* [The task]:
Answer with nothing but a number: how many lines include the word "pozitívnym"?
---------- Listing
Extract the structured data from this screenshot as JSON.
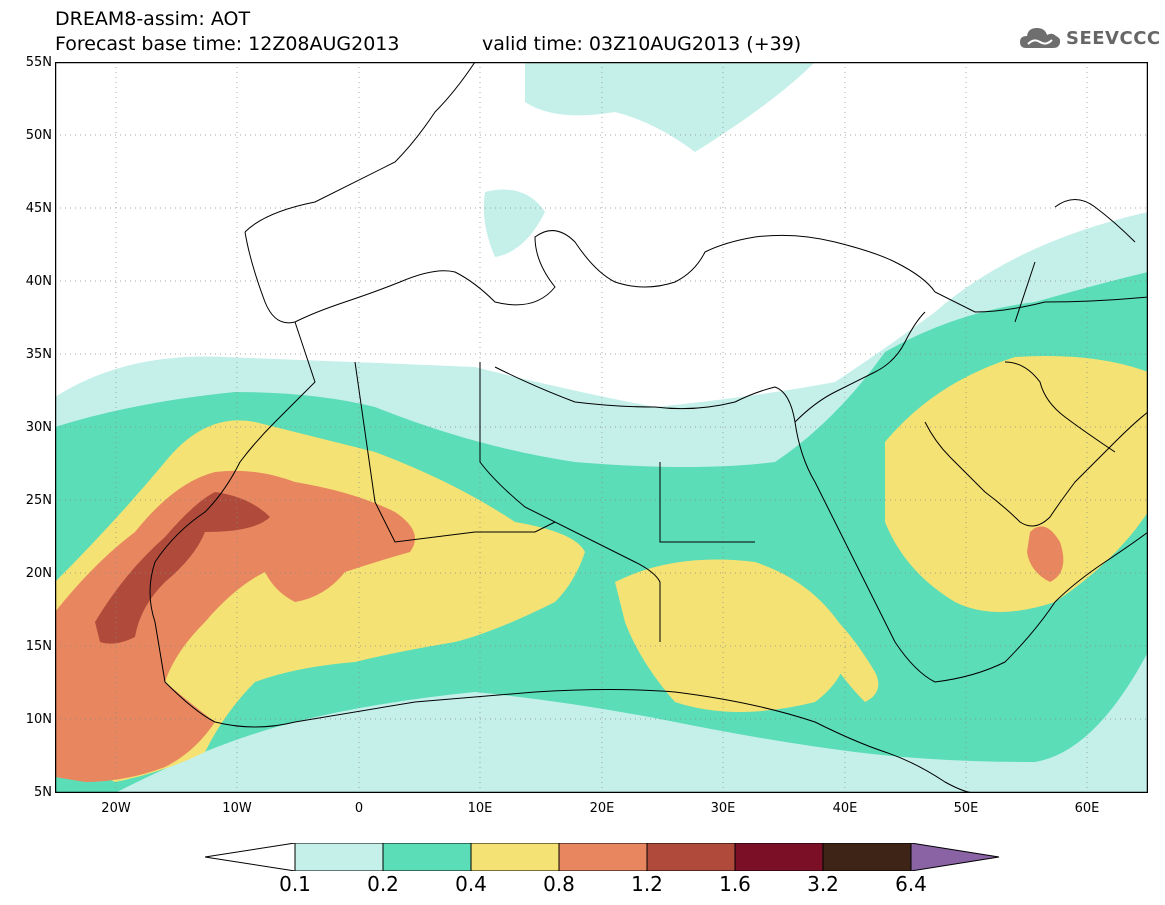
{
  "header": {
    "line1": "DREAM8-assim: AOT",
    "line2": "Forecast base time: 12Z08AUG2013",
    "line3": "valid time: 03Z10AUG2013 (+39)"
  },
  "logo": {
    "text": "SEEVCCC",
    "icon": "cloud-icon"
  },
  "map": {
    "lat_labels": [
      "55N",
      "50N",
      "45N",
      "40N",
      "35N",
      "30N",
      "25N",
      "20N",
      "15N",
      "10N",
      "5N"
    ],
    "lon_labels": [
      "20W",
      "10W",
      "0",
      "10E",
      "20E",
      "30E",
      "40E",
      "50E",
      "60E"
    ],
    "lon_range": [
      -25,
      65
    ],
    "lat_range": [
      5,
      55
    ],
    "grid": "dotted"
  },
  "colorbar": {
    "labels": [
      "0.1",
      "0.2",
      "0.4",
      "0.8",
      "1.2",
      "1.6",
      "3.2",
      "6.4"
    ],
    "colors": [
      "#ffffff",
      "#c5f0ea",
      "#5bddb8",
      "#f5e274",
      "#e8875f",
      "#b04b3c",
      "#7a0f26",
      "#3d2417",
      "#8a63a5"
    ]
  }
}
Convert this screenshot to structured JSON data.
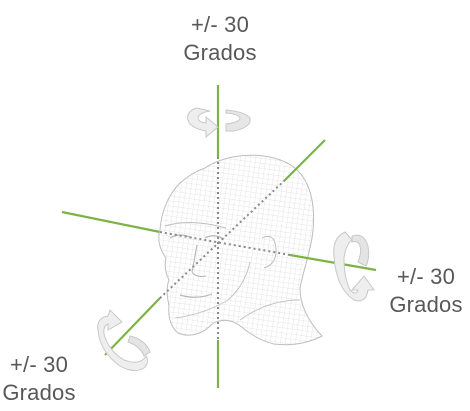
{
  "labels": {
    "top": {
      "line1": "+/- 30",
      "line2": "Grados"
    },
    "right": {
      "line1": "+/- 30",
      "line2": "Grados"
    },
    "left": {
      "line1": "+/- 30",
      "line2": "Grados"
    }
  },
  "colors": {
    "axis": "#7cb342",
    "dotted_axis": "#8a8a8a",
    "mesh": "#c9c9c9",
    "arrow_fill": "#eeeeee",
    "arrow_stroke": "#c8c8c8",
    "text": "#585858"
  },
  "icons": {
    "yaw": "rotation-arrow-vertical-axis-icon",
    "pitch": "rotation-arrow-horizontal-axis-icon",
    "roll": "rotation-arrow-depth-axis-icon",
    "head": "wireframe-head-icon"
  }
}
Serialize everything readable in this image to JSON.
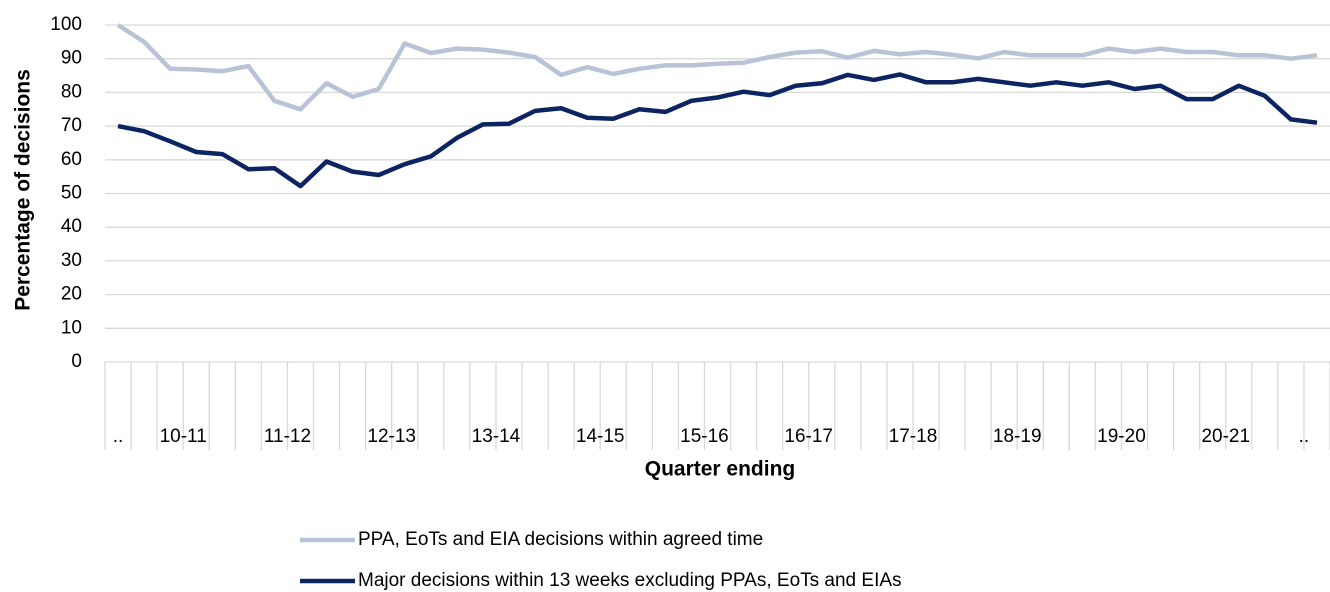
{
  "chart_data": {
    "type": "line",
    "y_label": "Percentage of decisions",
    "x_label": "Quarter ending",
    "categories": [
      "..",
      "10-11",
      "10-11",
      "10-11",
      "10-11",
      "11-12",
      "11-12",
      "11-12",
      "11-12",
      "12-13",
      "12-13",
      "12-13",
      "12-13",
      "13-14",
      "13-14",
      "13-14",
      "13-14",
      "14-15",
      "14-15",
      "14-15",
      "14-15",
      "15-16",
      "15-16",
      "15-16",
      "15-16",
      "16-17",
      "16-17",
      "16-17",
      "16-17",
      "17-18",
      "17-18",
      "17-18",
      "17-18",
      "18-19",
      "18-19",
      "18-19",
      "18-19",
      "19-20",
      "19-20",
      "19-20",
      "19-20",
      "20-21",
      "20-21",
      "20-21",
      "20-21",
      "..",
      ".."
    ],
    "series": [
      {
        "name": "PPA, EoTs and EIA decisions within agreed time",
        "color": "#b9c3d7",
        "values": [
          100,
          95,
          87,
          86.8,
          86.3,
          87.8,
          77.5,
          75,
          82.7,
          78.7,
          81,
          94.5,
          91.7,
          93,
          92.7,
          91.8,
          90.5,
          85.2,
          87.5,
          85.5,
          87,
          88,
          88,
          88.5,
          88.8,
          90.5,
          91.8,
          92.2,
          90.3,
          92.3,
          91.3,
          92,
          91.2,
          90.1,
          92,
          91,
          91,
          91,
          93,
          92,
          93,
          92,
          92,
          91,
          91,
          90,
          91
        ]
      },
      {
        "name": "Major decisions within 13 weeks excluding PPAs, EoTs and EIAs",
        "color": "#0c2461",
        "values": [
          70,
          68.5,
          65.5,
          62.3,
          61.7,
          57.2,
          57.5,
          52.2,
          59.5,
          56.5,
          55.5,
          58.7,
          61,
          66.5,
          70.5,
          70.7,
          74.5,
          75.3,
          72.5,
          72.2,
          75,
          74.2,
          77.5,
          78.5,
          80.2,
          79.2,
          82,
          82.7,
          85.2,
          83.7,
          85.3,
          83,
          83,
          84,
          83,
          82,
          83,
          82,
          83,
          81,
          82,
          78,
          78,
          82,
          79,
          72,
          71
        ]
      }
    ],
    "ylim": [
      0,
      100
    ],
    "yticks": [
      0,
      10,
      20,
      30,
      40,
      50,
      60,
      70,
      80,
      90,
      100
    ],
    "grid": true,
    "legend": "bottom"
  }
}
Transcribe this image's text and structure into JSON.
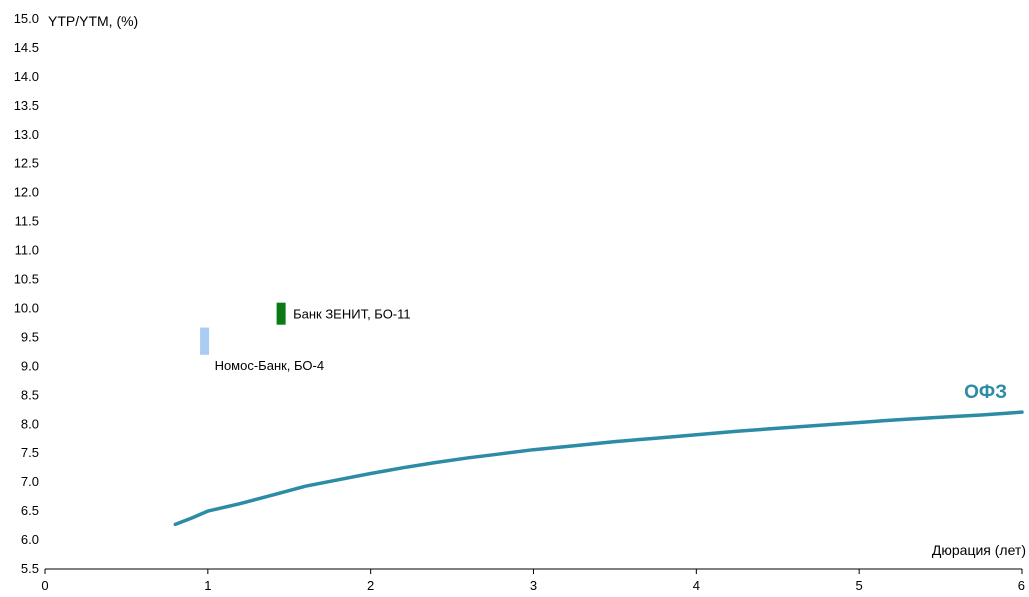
{
  "chart_data": {
    "type": "line",
    "ylabel": "YTP/YTM, (%)",
    "xlabel": "Дюрация (лет)",
    "xlim": [
      0,
      6
    ],
    "ylim": [
      5.5,
      15.0
    ],
    "x_ticks": [
      "0",
      "1",
      "2",
      "3",
      "4",
      "5",
      "6"
    ],
    "y_ticks": [
      "5.5",
      "6.0",
      "6.5",
      "7.0",
      "7.5",
      "8.0",
      "8.5",
      "9.0",
      "9.5",
      "10.0",
      "10.5",
      "11.0",
      "11.5",
      "12.0",
      "12.5",
      "13.0",
      "13.5",
      "14.0",
      "14.5",
      "15.0"
    ],
    "grid": false,
    "series": [
      {
        "name": "ОФЗ",
        "color": "#2E8BA6",
        "points": [
          {
            "x": 0.8,
            "y": 6.27
          },
          {
            "x": 0.9,
            "y": 6.38
          },
          {
            "x": 1.0,
            "y": 6.5
          },
          {
            "x": 1.2,
            "y": 6.63
          },
          {
            "x": 1.4,
            "y": 6.78
          },
          {
            "x": 1.6,
            "y": 6.93
          },
          {
            "x": 1.8,
            "y": 7.04
          },
          {
            "x": 2.0,
            "y": 7.15
          },
          {
            "x": 2.2,
            "y": 7.25
          },
          {
            "x": 2.4,
            "y": 7.34
          },
          {
            "x": 2.6,
            "y": 7.42
          },
          {
            "x": 2.8,
            "y": 7.49
          },
          {
            "x": 3.0,
            "y": 7.56
          },
          {
            "x": 3.25,
            "y": 7.63
          },
          {
            "x": 3.5,
            "y": 7.7
          },
          {
            "x": 3.75,
            "y": 7.76
          },
          {
            "x": 4.0,
            "y": 7.82
          },
          {
            "x": 4.25,
            "y": 7.88
          },
          {
            "x": 4.5,
            "y": 7.93
          },
          {
            "x": 4.75,
            "y": 7.98
          },
          {
            "x": 5.0,
            "y": 8.03
          },
          {
            "x": 5.25,
            "y": 8.08
          },
          {
            "x": 5.5,
            "y": 8.12
          },
          {
            "x": 5.75,
            "y": 8.16
          },
          {
            "x": 6.0,
            "y": 8.21
          }
        ]
      }
    ],
    "bonds": [
      {
        "name": "Банк ЗЕНИТ, БО-11",
        "x": 1.45,
        "y_low": 9.72,
        "y_high": 10.1,
        "color": "#0A7A14",
        "label_position": "right"
      },
      {
        "name": "Номос-Банк, БО-4",
        "x": 0.98,
        "y_low": 9.2,
        "y_high": 9.67,
        "color": "#A9CDF2",
        "label_position": "below-right"
      }
    ]
  }
}
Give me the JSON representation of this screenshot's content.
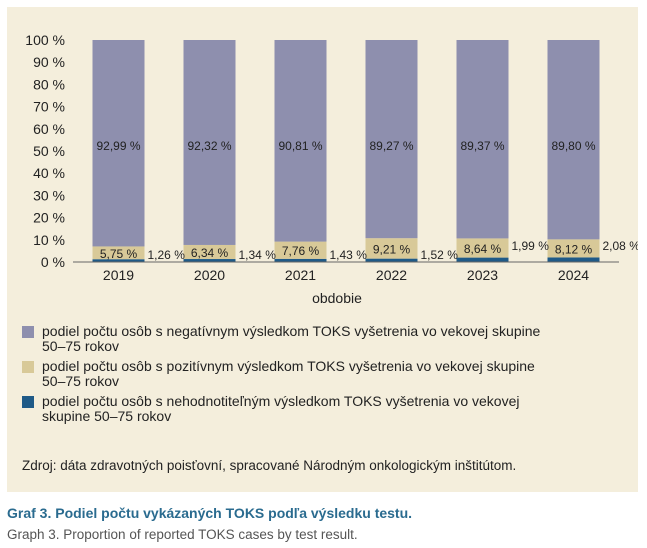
{
  "chart_data": {
    "type": "bar",
    "stacked": true,
    "percent": true,
    "categories": [
      "2019",
      "2020",
      "2021",
      "2022",
      "2023",
      "2024"
    ],
    "series": [
      {
        "name": "podiel počtu osôb s nehodnotiteľným výsledkom TOKS vyšetrenia vo vekovej skupine 50–75 rokov",
        "values": [
          1.26,
          1.34,
          1.43,
          1.52,
          1.99,
          2.08
        ],
        "labels": [
          "1,26 %",
          "1,34 %",
          "1,43 %",
          "1,52 %",
          "1,99 %",
          "2,08 %"
        ],
        "color": "#1f5a87"
      },
      {
        "name": "podiel počtu osôb s pozitívnym výsledkom TOKS vyšetrenia vo vekovej skupine 50–75 rokov",
        "values": [
          5.75,
          6.34,
          7.76,
          9.21,
          8.64,
          8.12
        ],
        "labels": [
          "5,75 %",
          "6,34 %",
          "7,76 %",
          "9,21 %",
          "8,64 %",
          "8,12 %"
        ],
        "color": "#d8c998"
      },
      {
        "name": "podiel počtu osôb s negatívnym výsledkom TOKS vyšetrenia vo vekovej skupine 50–75 rokov",
        "values": [
          92.99,
          92.32,
          90.81,
          89.27,
          89.37,
          89.8
        ],
        "labels": [
          "92,99 %",
          "92,32 %",
          "90,81 %",
          "89,27 %",
          "89,37 %",
          "89,80 %"
        ],
        "color": "#8e8fae"
      }
    ],
    "yticks": [
      "0 %",
      "10 %",
      "20 %",
      "30 %",
      "40 %",
      "50 %",
      "60 %",
      "70 %",
      "80 %",
      "90 %",
      "100 %"
    ],
    "ylim": [
      0,
      100
    ],
    "xlabel": "obdobie",
    "ylabel": "",
    "grid": false,
    "legend_position": "bottom"
  },
  "legend": [
    {
      "label": "podiel počtu osôb s negatívnym výsledkom TOKS vyšetrenia vo vekovej skupine 50–75 rokov",
      "color": "#8e8fae"
    },
    {
      "label": "podiel počtu osôb s pozitívnym výsledkom TOKS vyšetrenia vo vekovej skupine 50–75 rokov",
      "color": "#d8c998"
    },
    {
      "label": "podiel počtu osôb s nehodnotiteľným výsledkom TOKS vyšetrenia vo vekovej skupine 50–75 rokov",
      "color": "#1f5a87"
    }
  ],
  "source": "Zdroj: dáta zdravotných poisťovní, spracované Národným onkologickým inštitútom.",
  "caption": "Graf 3. Podiel počtu vykázaných TOKS podľa výsledku testu.",
  "caption_en": "Graph 3. Proportion of reported TOKS cases by test result."
}
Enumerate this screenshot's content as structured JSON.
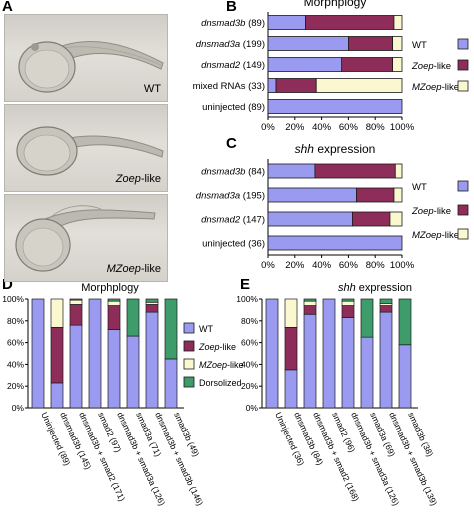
{
  "panels": {
    "A": "A",
    "B": "B",
    "C": "C",
    "D": "D",
    "E": "E"
  },
  "photos": [
    {
      "label_prefix": "",
      "label_italic": "",
      "label_suffix": "WT"
    },
    {
      "label_prefix": "",
      "label_italic": "Zoep",
      "label_suffix": "-like"
    },
    {
      "label_prefix": "",
      "label_italic": "MZoep",
      "label_suffix": "-like"
    }
  ],
  "colors": {
    "WT": "#9a9af0",
    "Zoep-like": "#8e2d5a",
    "MZoep-like": "#fbf8d0",
    "Dorsolized": "#3d9c6a",
    "outline": "#1a1a1a"
  },
  "chart_data": [
    {
      "id": "B",
      "type": "bar",
      "orientation": "horizontal",
      "stacked": true,
      "title": "Morphplogy",
      "categories": [
        "dnsmad3b (89)",
        "dnsmad3a (199)",
        "dnsmad2 (149)",
        "mixed RNAs (33)",
        "uninjected (89)"
      ],
      "category_italic": [
        true,
        true,
        true,
        false,
        false
      ],
      "series": [
        {
          "name": "WT",
          "values": [
            28,
            60,
            55,
            6,
            100
          ]
        },
        {
          "name": "Zoep-like",
          "values": [
            66,
            33,
            38,
            30,
            0
          ]
        },
        {
          "name": "MZoep-like",
          "values": [
            6,
            7,
            7,
            64,
            0
          ]
        }
      ],
      "xticks": [
        "0%",
        "20%",
        "40%",
        "60%",
        "80%",
        "100%"
      ],
      "xlim": [
        0,
        100
      ],
      "legend": [
        "WT",
        "Zoep-like",
        "MZoep-like"
      ]
    },
    {
      "id": "C",
      "type": "bar",
      "orientation": "horizontal",
      "stacked": true,
      "title": "shh expression",
      "categories": [
        "dnsmad3b (84)",
        "dnsmad3a (195)",
        "dnsmad2 (147)",
        "uninjected (36)"
      ],
      "category_italic": [
        true,
        true,
        true,
        false
      ],
      "series": [
        {
          "name": "WT",
          "values": [
            35,
            66,
            63,
            100
          ]
        },
        {
          "name": "Zoep-like",
          "values": [
            60,
            28,
            28,
            0
          ]
        },
        {
          "name": "MZoep-like",
          "values": [
            5,
            6,
            9,
            0
          ]
        }
      ],
      "xticks": [
        "0%",
        "20%",
        "40%",
        "60%",
        "80%",
        "100%"
      ],
      "xlim": [
        0,
        100
      ],
      "legend": [
        "WT",
        "Zoep-like",
        "MZoep-like"
      ]
    },
    {
      "id": "D",
      "type": "bar",
      "orientation": "vertical",
      "stacked": true,
      "title": "Morphplogy",
      "categories": [
        "Uninjected (89)",
        "dnsmad3b (145)",
        "dnsmad3b + smad2 (171)",
        "smad2 (97)",
        "dnsmad3b + smad3a (126)",
        "smad3a (71)",
        "dnsmad3b + smad3b (146)",
        "smad3b (49)"
      ],
      "series": [
        {
          "name": "WT",
          "values": [
            100,
            23,
            76,
            100,
            72,
            66,
            88,
            45
          ]
        },
        {
          "name": "Zoep-like",
          "values": [
            0,
            51,
            19,
            0,
            22,
            0,
            7,
            0
          ]
        },
        {
          "name": "MZoep-like",
          "values": [
            0,
            26,
            4,
            0,
            4,
            0,
            2,
            0
          ]
        },
        {
          "name": "Dorsolized",
          "values": [
            0,
            0,
            1,
            0,
            2,
            34,
            3,
            55
          ]
        }
      ],
      "yticks": [
        "0%",
        "20%",
        "40%",
        "60%",
        "80%",
        "100%"
      ],
      "ylim": [
        0,
        100
      ],
      "legend": [
        "WT",
        "Zoep-like",
        "MZoep-like",
        "Dorsolized"
      ]
    },
    {
      "id": "E",
      "type": "bar",
      "orientation": "vertical",
      "stacked": true,
      "title": "shh expression",
      "categories": [
        "Uninjected (36)",
        "dnsmad3b (84)",
        "dnsmad3b + smad2 (168)",
        "smad2 (96)",
        "dnsmad3b + smad3a (126)",
        "smad3a (69)",
        "dnsmad3b + smad3b (139)",
        "smad3b (38)"
      ],
      "series": [
        {
          "name": "WT",
          "values": [
            100,
            35,
            86,
            100,
            83,
            65,
            88,
            58
          ]
        },
        {
          "name": "Zoep-like",
          "values": [
            0,
            39,
            8,
            0,
            11,
            0,
            6,
            0
          ]
        },
        {
          "name": "MZoep-like",
          "values": [
            0,
            26,
            4,
            0,
            4,
            0,
            2,
            0
          ]
        },
        {
          "name": "Dorsolized",
          "values": [
            0,
            0,
            2,
            0,
            2,
            35,
            4,
            42
          ]
        }
      ],
      "yticks": [
        "0%",
        "20%",
        "40%",
        "60%",
        "80%",
        "100%"
      ],
      "ylim": [
        0,
        100
      ]
    }
  ]
}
--------------------
* [Solved problem]:
2